STORED DATA:
* begin *

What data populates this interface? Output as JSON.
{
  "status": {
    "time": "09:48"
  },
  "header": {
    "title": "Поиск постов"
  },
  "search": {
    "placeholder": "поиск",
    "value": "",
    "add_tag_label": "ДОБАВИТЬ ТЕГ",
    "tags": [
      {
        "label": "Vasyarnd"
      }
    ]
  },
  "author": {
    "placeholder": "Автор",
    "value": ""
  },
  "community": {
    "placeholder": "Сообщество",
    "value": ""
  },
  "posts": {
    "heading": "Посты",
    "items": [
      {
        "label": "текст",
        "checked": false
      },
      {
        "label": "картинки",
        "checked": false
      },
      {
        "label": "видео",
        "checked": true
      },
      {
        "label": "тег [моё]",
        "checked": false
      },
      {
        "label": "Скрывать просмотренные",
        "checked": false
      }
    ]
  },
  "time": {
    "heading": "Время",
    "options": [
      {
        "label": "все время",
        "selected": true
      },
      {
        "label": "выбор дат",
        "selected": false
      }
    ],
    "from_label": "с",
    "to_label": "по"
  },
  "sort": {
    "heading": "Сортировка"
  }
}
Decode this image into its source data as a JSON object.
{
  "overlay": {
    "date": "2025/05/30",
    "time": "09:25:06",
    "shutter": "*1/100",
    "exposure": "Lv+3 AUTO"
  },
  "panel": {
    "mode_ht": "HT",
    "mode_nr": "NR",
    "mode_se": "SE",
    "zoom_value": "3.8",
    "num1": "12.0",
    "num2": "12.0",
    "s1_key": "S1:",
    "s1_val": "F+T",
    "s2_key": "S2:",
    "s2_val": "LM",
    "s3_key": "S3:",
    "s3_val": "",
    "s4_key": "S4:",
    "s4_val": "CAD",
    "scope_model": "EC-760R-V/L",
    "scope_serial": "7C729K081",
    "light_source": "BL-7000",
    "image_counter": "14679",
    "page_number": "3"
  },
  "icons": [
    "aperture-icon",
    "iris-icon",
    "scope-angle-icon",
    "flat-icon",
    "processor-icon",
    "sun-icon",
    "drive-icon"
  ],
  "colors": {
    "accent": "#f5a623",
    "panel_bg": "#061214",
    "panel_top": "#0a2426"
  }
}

* end *

PROMPT: In this exercise, repeat all entries exactly.

ANSWER TO THE PROBLEM:
What data populates this interface? Output as JSON.
{
  "status": {
    "time": "09:48"
  },
  "header": {
    "title": "Поиск постов"
  },
  "search": {
    "placeholder": "поиск",
    "value": "",
    "add_tag_label": "ДОБАВИТЬ ТЕГ",
    "tags": [
      {
        "label": "Vasyarnd"
      }
    ]
  },
  "author": {
    "placeholder": "Автор",
    "value": ""
  },
  "community": {
    "placeholder": "Сообщество",
    "value": ""
  },
  "posts": {
    "heading": "Посты",
    "items": [
      {
        "label": "текст",
        "checked": false
      },
      {
        "label": "картинки",
        "checked": false
      },
      {
        "label": "видео",
        "checked": true
      },
      {
        "label": "тег [моё]",
        "checked": false
      },
      {
        "label": "Скрывать просмотренные",
        "checked": false
      }
    ]
  },
  "time": {
    "heading": "Время",
    "options": [
      {
        "label": "все время",
        "selected": true
      },
      {
        "label": "выбор дат",
        "selected": false
      }
    ],
    "from_label": "с",
    "to_label": "по"
  },
  "sort": {
    "heading": "Сортировка"
  }
}
Decode this image into its source data as a JSON object.
{
  "overlay": {
    "date": "2025/05/30",
    "time": "09:25:06",
    "shutter": "*1/100",
    "exposure": "Lv+3 AUTO"
  },
  "panel": {
    "mode_ht": "HT",
    "mode_nr": "NR",
    "mode_se": "SE",
    "zoom_value": "3.8",
    "num1": "12.0",
    "num2": "12.0",
    "s1_key": "S1:",
    "s1_val": "F+T",
    "s2_key": "S2:",
    "s2_val": "LM",
    "s3_key": "S3:",
    "s3_val": "",
    "s4_key": "S4:",
    "s4_val": "CAD",
    "scope_model": "EC-760R-V/L",
    "scope_serial": "7C729K081",
    "light_source": "BL-7000",
    "image_counter": "14679",
    "page_number": "3"
  },
  "icons": [
    "aperture-icon",
    "iris-icon",
    "scope-angle-icon",
    "flat-icon",
    "processor-icon",
    "sun-icon",
    "drive-icon"
  ],
  "colors": {
    "accent": "#f5a623",
    "panel_bg": "#061214",
    "panel_top": "#0a2426"
  }
}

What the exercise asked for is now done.